__TEXT PASSAGE__.
* * * * *
DMARC Explained

DKIM and SPF have been around for quite some time. One would think that authenticating your emails with either of them would erase spoofing from your long list of concerns. Unfortunately, it not always does. What if you used both of them, then? Better, better. But still not perfect. Back in 2012, engineers from Microsoft, PayPal, Yahoo! and Google met up to discuss how to make authenticating emails even more bulletproof. At the end of the day, they released DMARC to the world.

What is DMARC?

Domain-based Message Authentication Reporting and Conformance not only has the most complicated name of all three methods but is also the most effective one. And it’s quite easy to understand why. 

DMARC is not an entirely new concept. As a matter of fact, it’s not even considered to be an authentication method like the other two. Instead, it leverages DKIM and/or SPF to perform a more advanced check on each email received.

With DMARC, a domain owner can specify its own authentication procedure (known as a DMARC policy). Using it, they instruct an incoming server on what to do if an email fails to pass the DMARC test. Finally, the policy can also provide reports with the details of each check to improve processes and provide immediate warning if anyone spoofs the account.

To get a full understanding of this method, let’s review how the other two approaches authenticate emails work.

How DMARC works

In our SPF article, we described how companies publish SPF records to specify which IP addresses can be used to send emails on their behalf. If the sender’s IP doesn’t match with one of the IPs from the record, the SPF check fails.
* * * * *
__DATA SHOWN__.

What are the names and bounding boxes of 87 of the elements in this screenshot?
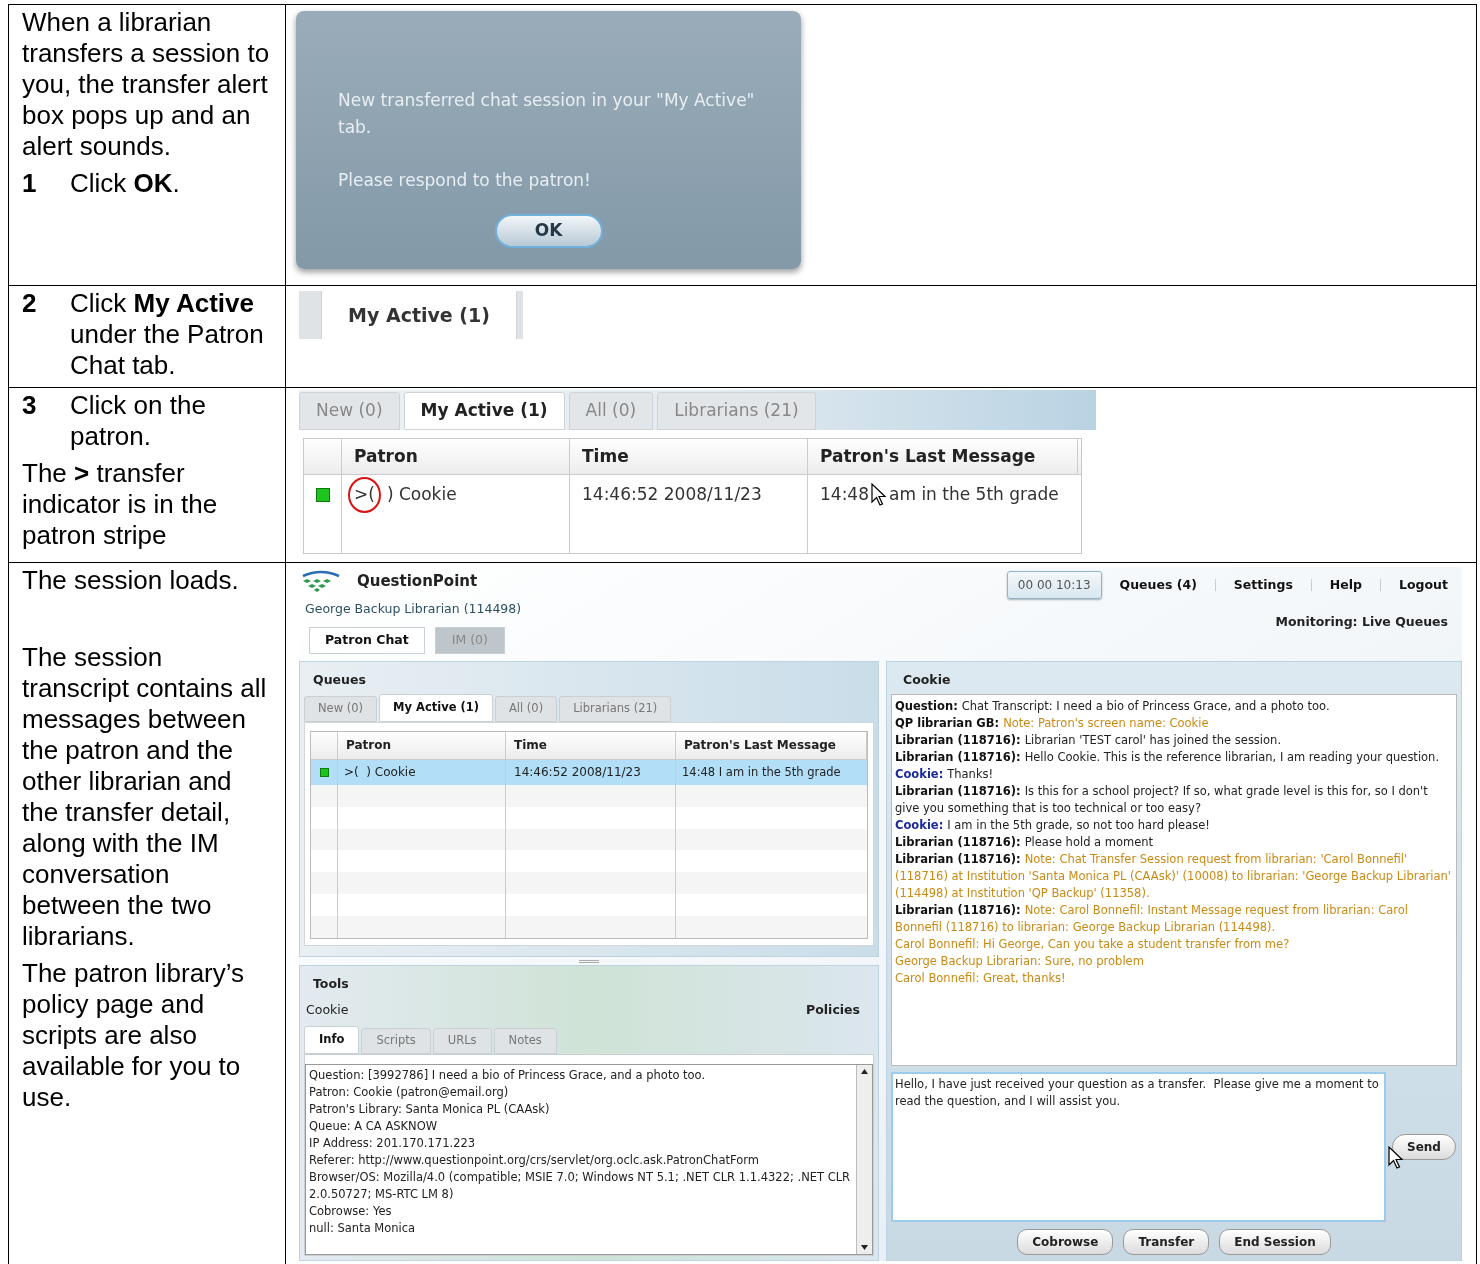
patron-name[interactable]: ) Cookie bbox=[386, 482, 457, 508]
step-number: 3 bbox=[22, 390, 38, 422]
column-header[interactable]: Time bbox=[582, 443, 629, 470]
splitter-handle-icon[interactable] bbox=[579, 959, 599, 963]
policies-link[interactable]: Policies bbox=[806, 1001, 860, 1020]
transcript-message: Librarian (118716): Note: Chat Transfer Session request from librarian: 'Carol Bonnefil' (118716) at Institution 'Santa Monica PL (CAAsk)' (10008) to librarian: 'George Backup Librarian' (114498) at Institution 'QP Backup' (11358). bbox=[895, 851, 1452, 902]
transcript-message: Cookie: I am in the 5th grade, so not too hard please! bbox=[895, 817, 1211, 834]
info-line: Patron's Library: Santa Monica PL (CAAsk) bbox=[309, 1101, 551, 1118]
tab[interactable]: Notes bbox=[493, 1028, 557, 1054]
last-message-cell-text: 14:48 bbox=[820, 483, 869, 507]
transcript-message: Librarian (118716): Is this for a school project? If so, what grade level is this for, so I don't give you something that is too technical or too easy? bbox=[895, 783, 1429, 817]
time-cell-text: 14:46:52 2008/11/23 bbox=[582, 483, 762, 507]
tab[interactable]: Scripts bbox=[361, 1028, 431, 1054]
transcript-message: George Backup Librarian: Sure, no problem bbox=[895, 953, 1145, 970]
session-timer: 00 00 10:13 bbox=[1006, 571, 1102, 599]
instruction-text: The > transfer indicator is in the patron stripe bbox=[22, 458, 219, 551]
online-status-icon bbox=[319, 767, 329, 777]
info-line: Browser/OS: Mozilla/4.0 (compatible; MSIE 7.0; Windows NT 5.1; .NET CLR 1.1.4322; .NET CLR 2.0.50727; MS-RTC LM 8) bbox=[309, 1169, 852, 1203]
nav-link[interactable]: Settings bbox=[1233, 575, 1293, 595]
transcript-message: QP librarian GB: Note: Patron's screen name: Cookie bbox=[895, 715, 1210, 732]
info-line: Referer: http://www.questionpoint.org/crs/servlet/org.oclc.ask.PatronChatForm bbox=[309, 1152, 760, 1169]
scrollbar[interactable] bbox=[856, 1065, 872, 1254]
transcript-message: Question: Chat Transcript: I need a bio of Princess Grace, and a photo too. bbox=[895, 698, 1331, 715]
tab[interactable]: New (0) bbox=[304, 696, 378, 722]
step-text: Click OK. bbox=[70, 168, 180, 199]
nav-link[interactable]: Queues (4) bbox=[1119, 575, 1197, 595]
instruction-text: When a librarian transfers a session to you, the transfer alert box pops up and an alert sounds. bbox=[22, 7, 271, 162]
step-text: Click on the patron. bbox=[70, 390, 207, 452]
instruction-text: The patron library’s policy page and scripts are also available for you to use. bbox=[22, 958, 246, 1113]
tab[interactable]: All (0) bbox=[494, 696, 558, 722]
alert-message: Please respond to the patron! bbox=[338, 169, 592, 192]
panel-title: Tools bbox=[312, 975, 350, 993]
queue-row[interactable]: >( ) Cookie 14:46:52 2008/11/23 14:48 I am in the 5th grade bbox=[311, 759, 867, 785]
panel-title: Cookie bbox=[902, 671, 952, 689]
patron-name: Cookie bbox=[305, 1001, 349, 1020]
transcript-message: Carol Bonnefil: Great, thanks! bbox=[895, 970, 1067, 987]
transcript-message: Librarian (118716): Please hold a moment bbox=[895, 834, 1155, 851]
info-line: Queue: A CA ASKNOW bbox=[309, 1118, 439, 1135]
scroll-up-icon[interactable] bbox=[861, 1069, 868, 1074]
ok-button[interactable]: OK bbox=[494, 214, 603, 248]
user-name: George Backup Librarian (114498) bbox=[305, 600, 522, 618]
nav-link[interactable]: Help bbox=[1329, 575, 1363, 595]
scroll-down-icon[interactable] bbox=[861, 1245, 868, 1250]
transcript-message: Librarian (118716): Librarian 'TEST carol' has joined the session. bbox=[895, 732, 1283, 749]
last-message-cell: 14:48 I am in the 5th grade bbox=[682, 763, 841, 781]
* * * * *
__WHAT THE TASK REQUIRES__.
Copy from the DMARC text the passage running from "With DMARC, a" up to and including "spoofs the account.". The listing above was drawn from a source unrelated to the DMARC text.

__CORRECT ANSWER__.
With DMARC, a domain owner can specify its own authentication procedure (known as a DMARC policy). Using it, they instruct an incoming server on what to do if an email fails to pass the DMARC test. Finally, the policy can also provide reports with the details of each check to improve processes and provide immediate warning if anyone spoofs the account.